- _What to produce_: What lines of the data hold the string "assist"? Pull each one out.
BEGIN Data shown
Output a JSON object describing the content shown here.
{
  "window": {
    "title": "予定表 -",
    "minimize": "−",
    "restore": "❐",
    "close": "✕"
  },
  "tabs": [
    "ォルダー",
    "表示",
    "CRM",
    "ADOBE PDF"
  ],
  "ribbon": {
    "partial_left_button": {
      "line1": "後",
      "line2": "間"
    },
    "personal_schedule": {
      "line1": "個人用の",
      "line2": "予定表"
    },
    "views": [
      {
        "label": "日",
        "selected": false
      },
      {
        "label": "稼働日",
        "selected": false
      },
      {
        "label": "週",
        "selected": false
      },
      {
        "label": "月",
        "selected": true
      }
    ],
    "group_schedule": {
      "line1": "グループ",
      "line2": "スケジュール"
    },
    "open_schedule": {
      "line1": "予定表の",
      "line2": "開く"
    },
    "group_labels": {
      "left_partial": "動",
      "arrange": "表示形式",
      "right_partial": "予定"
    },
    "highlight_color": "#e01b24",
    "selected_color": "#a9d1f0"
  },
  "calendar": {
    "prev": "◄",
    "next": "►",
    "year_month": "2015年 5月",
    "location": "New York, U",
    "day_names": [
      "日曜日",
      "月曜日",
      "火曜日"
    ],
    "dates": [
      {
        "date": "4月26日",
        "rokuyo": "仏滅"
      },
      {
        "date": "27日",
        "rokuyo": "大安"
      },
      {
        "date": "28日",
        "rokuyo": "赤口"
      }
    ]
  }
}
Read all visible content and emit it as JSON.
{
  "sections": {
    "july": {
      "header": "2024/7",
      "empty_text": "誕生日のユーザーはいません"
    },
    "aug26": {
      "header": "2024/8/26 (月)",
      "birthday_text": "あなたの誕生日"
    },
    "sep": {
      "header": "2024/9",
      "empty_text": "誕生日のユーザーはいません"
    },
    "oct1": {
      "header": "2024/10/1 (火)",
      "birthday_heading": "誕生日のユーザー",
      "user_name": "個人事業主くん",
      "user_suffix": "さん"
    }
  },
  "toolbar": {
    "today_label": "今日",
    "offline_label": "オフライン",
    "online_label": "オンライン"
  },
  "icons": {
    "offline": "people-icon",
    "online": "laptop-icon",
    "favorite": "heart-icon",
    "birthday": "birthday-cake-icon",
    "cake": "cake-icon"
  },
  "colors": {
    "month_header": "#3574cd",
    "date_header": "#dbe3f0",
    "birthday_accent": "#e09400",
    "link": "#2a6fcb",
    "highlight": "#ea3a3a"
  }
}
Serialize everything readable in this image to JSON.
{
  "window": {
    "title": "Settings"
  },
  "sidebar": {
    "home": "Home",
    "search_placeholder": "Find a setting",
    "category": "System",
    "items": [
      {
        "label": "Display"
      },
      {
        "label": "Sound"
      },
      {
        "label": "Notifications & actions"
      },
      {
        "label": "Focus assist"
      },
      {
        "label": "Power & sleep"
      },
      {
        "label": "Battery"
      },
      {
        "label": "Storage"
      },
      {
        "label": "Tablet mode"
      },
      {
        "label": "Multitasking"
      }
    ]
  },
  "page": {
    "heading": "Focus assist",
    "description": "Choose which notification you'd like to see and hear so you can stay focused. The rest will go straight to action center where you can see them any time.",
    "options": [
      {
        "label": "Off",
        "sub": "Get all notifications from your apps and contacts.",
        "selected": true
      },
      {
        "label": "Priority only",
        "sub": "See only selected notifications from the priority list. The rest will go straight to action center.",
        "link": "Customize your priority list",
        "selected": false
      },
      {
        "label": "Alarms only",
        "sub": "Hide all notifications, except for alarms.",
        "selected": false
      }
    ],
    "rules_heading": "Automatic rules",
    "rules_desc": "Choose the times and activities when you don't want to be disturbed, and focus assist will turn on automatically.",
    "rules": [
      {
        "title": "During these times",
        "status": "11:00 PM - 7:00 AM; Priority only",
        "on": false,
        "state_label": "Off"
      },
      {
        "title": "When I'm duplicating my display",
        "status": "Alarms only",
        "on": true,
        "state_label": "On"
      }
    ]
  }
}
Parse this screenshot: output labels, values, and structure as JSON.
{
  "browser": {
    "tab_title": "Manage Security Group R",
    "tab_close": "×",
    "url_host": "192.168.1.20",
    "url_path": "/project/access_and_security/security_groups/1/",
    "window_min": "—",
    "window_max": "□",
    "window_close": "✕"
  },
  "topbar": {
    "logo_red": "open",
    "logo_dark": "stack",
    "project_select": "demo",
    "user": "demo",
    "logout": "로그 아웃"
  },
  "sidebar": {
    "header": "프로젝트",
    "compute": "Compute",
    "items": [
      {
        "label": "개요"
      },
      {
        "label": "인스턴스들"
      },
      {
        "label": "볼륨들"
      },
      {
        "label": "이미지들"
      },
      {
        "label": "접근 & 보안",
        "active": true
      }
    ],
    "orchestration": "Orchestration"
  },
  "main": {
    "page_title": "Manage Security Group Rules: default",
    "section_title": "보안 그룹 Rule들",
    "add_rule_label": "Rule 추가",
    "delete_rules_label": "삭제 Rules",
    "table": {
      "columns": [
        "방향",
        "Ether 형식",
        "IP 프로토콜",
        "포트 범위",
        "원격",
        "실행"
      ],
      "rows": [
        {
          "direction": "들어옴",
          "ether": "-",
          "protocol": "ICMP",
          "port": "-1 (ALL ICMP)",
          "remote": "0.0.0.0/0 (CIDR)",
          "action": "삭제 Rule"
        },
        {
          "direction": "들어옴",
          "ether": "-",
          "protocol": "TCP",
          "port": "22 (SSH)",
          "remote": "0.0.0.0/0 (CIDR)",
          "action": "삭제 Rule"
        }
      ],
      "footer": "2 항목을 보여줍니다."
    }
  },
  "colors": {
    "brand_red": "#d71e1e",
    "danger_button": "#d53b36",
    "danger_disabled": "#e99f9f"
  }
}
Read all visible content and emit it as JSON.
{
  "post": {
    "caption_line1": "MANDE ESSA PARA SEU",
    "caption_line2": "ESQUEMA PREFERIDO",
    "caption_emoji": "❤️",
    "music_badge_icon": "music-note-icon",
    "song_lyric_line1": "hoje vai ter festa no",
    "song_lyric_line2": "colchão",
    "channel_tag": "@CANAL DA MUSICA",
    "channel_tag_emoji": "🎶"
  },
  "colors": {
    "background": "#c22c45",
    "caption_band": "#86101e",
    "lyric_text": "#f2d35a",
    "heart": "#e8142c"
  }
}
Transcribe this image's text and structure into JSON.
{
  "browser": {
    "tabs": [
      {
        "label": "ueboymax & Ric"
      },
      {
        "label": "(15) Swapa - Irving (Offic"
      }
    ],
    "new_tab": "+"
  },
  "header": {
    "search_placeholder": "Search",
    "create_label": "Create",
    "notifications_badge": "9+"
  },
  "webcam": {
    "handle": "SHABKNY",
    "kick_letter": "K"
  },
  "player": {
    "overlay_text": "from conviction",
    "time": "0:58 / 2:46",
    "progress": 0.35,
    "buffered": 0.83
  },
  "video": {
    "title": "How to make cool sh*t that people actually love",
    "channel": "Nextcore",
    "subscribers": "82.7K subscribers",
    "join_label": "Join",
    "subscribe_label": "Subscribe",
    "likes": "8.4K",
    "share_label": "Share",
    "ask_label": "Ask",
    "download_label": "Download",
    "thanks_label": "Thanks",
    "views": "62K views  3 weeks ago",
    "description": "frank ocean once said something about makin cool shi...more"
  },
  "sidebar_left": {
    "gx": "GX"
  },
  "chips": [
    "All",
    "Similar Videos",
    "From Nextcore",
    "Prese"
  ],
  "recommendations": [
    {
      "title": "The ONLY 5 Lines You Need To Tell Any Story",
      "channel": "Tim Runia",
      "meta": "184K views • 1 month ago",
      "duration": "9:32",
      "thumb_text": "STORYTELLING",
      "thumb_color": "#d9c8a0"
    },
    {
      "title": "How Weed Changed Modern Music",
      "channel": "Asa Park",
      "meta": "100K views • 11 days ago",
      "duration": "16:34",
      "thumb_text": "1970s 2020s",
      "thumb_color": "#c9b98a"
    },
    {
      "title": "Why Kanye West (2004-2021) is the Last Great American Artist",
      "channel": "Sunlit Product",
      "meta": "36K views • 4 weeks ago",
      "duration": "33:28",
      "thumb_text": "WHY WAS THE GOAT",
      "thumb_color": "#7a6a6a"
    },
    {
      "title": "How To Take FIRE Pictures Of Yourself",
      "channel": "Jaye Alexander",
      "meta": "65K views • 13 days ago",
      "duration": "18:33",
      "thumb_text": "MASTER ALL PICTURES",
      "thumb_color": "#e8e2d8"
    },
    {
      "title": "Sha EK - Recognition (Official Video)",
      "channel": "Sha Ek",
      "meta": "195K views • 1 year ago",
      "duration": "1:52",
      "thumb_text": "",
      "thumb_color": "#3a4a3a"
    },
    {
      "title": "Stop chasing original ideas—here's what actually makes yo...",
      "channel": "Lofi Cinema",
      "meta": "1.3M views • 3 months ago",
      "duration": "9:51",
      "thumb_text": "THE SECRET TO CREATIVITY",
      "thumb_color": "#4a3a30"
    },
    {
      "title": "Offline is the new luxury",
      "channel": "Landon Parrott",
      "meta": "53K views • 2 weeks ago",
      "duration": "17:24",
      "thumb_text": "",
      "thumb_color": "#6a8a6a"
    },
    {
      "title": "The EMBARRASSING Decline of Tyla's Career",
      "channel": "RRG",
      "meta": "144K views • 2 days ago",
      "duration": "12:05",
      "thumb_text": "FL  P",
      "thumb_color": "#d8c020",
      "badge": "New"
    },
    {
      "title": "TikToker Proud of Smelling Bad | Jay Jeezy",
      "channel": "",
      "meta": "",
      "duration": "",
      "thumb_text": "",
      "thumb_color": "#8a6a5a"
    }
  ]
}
END Data shown
- _Solution to the problem_:
        "label": "Focus assist"
    "heading": "Focus assist",
    "rules_desc": "Choose the times and activities when you don't want to be disturbed, and focus assist will turn on automatically.",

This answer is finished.